» Work instructions: Look for the word "отбора" in the entries below, then copy every line that has it.

» Material provided:
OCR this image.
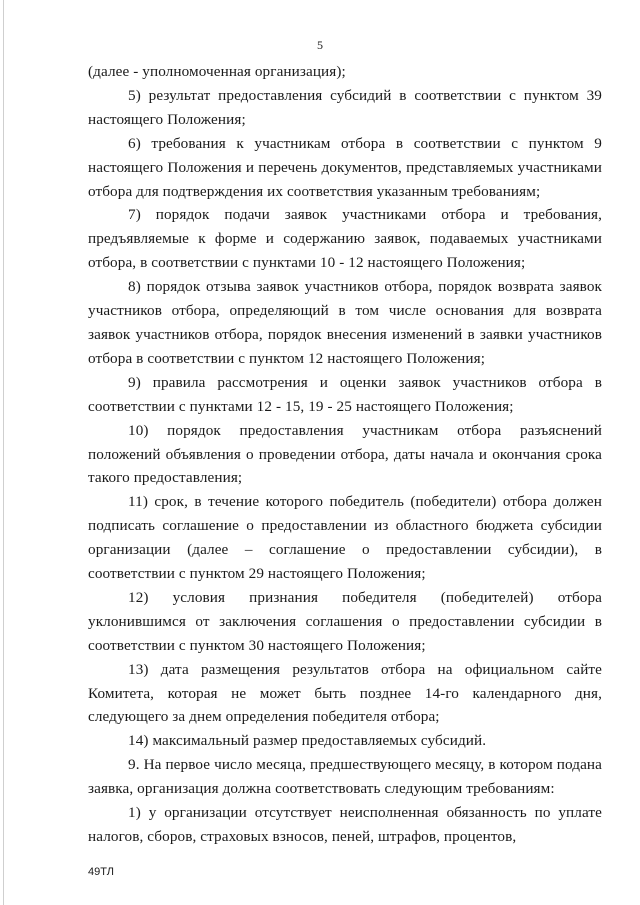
5

(далее - уполномоченная организация);

5) результат предоставления субсидий в соответствии с пунктом 39 настоящего Положения;

6) требования к участникам отбора в соответствии с пунктом 9 настоящего Положения и перечень документов, представляемых участниками отбора для подтверждения их соответствия указанным требованиям;

7) порядок подачи заявок участниками отбора и требования, предъявляемые к форме и содержанию заявок, подаваемых участниками отбора, в соответствии с пунктами 10 - 12 настоящего Положения;

8) порядок отзыва заявок участников отбора, порядок возврата заявок участников отбора, определяющий в том числе основания для возврата заявок участников отбора, порядок внесения изменений в заявки участников отбора в соответствии с пунктом 12 настоящего Положения;

9) правила рассмотрения и оценки заявок участников отбора в соответствии с пунктами 12 - 15, 19 - 25 настоящего Положения;

10) порядок предоставления участникам отбора разъяснений положений объявления о проведении отбора, даты начала и окончания срока такого предоставления;

11) срок, в течение которого победитель (победители) отбора должен подписать соглашение о предоставлении из областного бюджета субсидии организации (далее – соглашение о предоставлении субсидии), в соответствии с пунктом 29 настоящего Положения;

12) условия признания победителя (победителей) отбора уклонившимся от заключения соглашения о предоставлении субсидии в соответствии с пунктом 30 настоящего Положения;

13) дата размещения результатов отбора на официальном сайте Комитета, которая не может быть позднее 14-го календарного дня, следующего за днем определения победителя отбора;

14) максимальный размер предоставляемых субсидий.

9. На первое число месяца, предшествующего месяцу, в котором подана заявка, организация должна соответствовать следующим требованиям:

1) у организации отсутствует неисполненная обязанность по уплате налогов, сборов, страховых взносов, пеней, штрафов, процентов,

49ТЛ
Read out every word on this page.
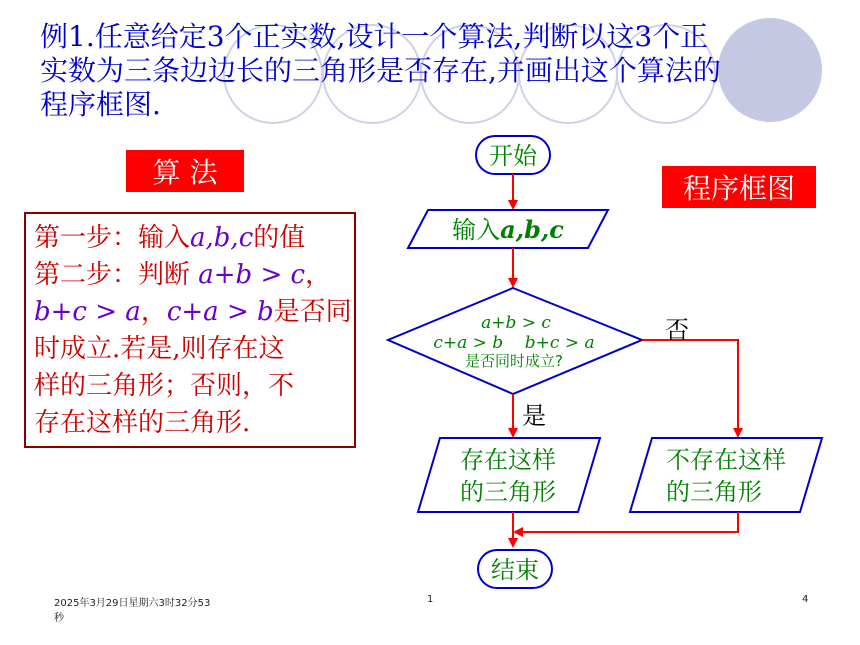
例1.任意给定3个正实数,设计一个算法,判断以这3个正
实数为三条边边长的三角形是否存在,并画出这个算法的
程序框图.
算 法	程序框图
第一步：输入a,b,c的值
第二步：判断 a+b > c，
b+c > a，c+a > b是否同
时成立.若是,则存在这
样的三角形；否则，不
存在这样的三角形.
开始
输入a,b,c
a+b > c
c+a > b    b+c > a
是否同时成立?
否
是
存在这样
的三角形
不存在这样
的三角形
结束
2025年3月29日星期六3时32分53
秒
1	4
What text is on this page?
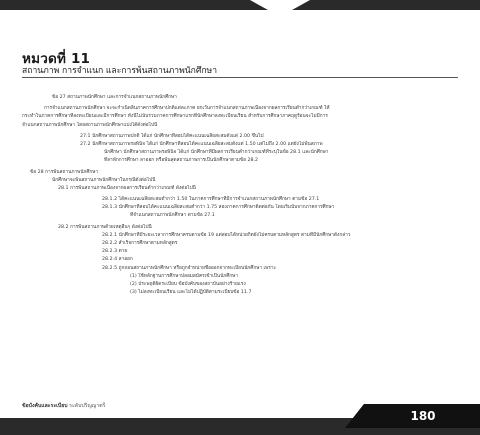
หมวดที่ 11
สถานภาพ การจำแนก และการพ้นสถานภาพนักศึกษา
ข้อ 27 สถานภาพนักศึกษา และการจำแนกสถานภาพนักศึกษา
การจำแนกสถานภาพนักศึกษา จะจะกำเนิดสิ้นภาคการศึกษาปกติแต่ละภาค ยกเว้นการจำแนกสถานภาพเนื่องจากผลการเรียนต่ำกว่าเกณฑ์ ให้
กระทำในภาคการศึกษาที่ลงทะเบียนและมีการศึกษา ทั้งนี้ไม่นับรวมภาคการศึกษาแรกที่นักศึกษาลงทะเบียนเรียน สำหรับการศึกษาภาคฤดูร้อนจะไม่มีการ
จำแนกสถานภาพนักศึกษา โดยสถานภาพนักศึกษาแบ่งได้ดังต่อไปนี้
27.1 นักศึกษาสถานภาพปกติ ได้แก่ นักศึกษาที่สอบได้คะแนนเฉลี่ยสะสมตั้งแต่ 2.00 ขึ้นไป
27.2 นักศึกษาสถานภาพรอพินิจ ได้แก่ นักศึกษาที่สอบได้คะแนนเฉลี่ยสะสมตั้งแต่ 1.50 แต่ไม่ถึง 2.00 แต่ยังไม่พ้นสภาพ
นักศึกษา นักศึกษาสถานภาพรอพินิจ ได้แก่ นักศึกษาที่มีผลการเรียนต่ำกว่าเกณฑ์ที่ระบุในข้อ 28.1 และนักศึกษา
ที่ลาพักการศึกษา ลาออก หรือพ้นสุดสถานภาพการเป็นนักศึกษาตามข้อ 28.2
ข้อ 28 การพ้นสถานภาพนักศึกษา
นักศึกษาจะพ้นสถานภาพนักศึกษาในกรณีดังต่อไปนี้
28.1 การพ้นสถานภาพเนื่องจากผลการเรียนต่ำกว่าเกณฑ์ ดังต่อไปนี้
28.1.2 ได้คะแนนเฉลี่ยสะสมต่ำกว่า 1.50 ในภาคการศึกษาที่มีการจำแนกสถานภาพนักศึกษา ตามข้อ 27.1
28.1.3 นักศึกษาที่สอบได้คะแนนเฉลี่ยสะสมต่ำกว่า 1.75 สองภาคการศึกษาติดต่อกัน โดยเริ่มนับจากภาคการศึกษา
ที่จำแนกสถานภาพนักศึกษา ตามข้อ 27.1
28.2 การพ้นสถานภาพด้วยเหตุอื่นๆ ดังต่อไปนี้
28.2.1 นักศึกษาที่มีระยะเวลาการศึกษาครบตามข้อ 19 แต่สอบได้หน่วยกิตยังไม่ครบตามหลักสูตร ตามที่มีนักศึกษาดังกล่าว
28.2.2 สำเร็จการศึกษาตามหลักสูตร
28.2.3 ตาย
28.2.4 ลาออก
28.2.5 ถูกถอนสถานภาพนักศึกษา หรือถูกจำหน่ายชื่อออกจากทะเบียนนักศึกษา เพราะ
(1) ใช้หลักฐานการศึกษาปลอมสมัครเข้าเป็นนักศึกษา
(2) ประพฤติผิดระเบียบ ข้อบังคับของสถาบันอย่างร้ายแรง
(3) ไม่ลงทะเบียนเรียน และไม่ได้ปฏิบัติตามระเบียบข้อ 11.7
ข้อบังคับและระเบียบ ระดับปริญญาตรี
180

» Task answer:
6) требования к участникам отбора в соответствии с пунктом 9 настоящего Положения и перечень документов, представляемых участниками отбора для подтверждения их соответствия указанным требованиям;
7) порядок подачи заявок участниками отбора и требования, предъявляемые к форме и содержанию заявок, подаваемых участниками отбора, в соответствии с пунктами 10 - 12 настоящего Положения;
8) порядок отзыва заявок участников отбора, порядок возврата заявок участников отбора, определяющий в том числе основания для возврата заявок участников отбора, порядок внесения изменений в заявки участников отбора в соответствии с пунктом 12 настоящего Положения;
9) правила рассмотрения и оценки заявок участников отбора в соответствии с пунктами 12 - 15, 19 - 25 настоящего Положения;
10) порядок предоставления участникам отбора разъяснений положений объявления о проведении отбора, даты начала и окончания срока такого предоставления;
11) срок, в течение которого победитель (победители) отбора должен подписать соглашение о предоставлении из областного бюджета субсидии организации (далее – соглашение о предоставлении субсидии), в соответствии с пунктом 29 настоящего Положения;
12) условия признания победителя (победителей) отбора уклонившимся от заключения соглашения о предоставлении субсидии в соответствии с пунктом 30 настоящего Положения;
13) дата размещения результатов отбора на официальном сайте Комитета, которая не может быть позднее 14-го календарного дня, следующего за днем определения победителя отбора;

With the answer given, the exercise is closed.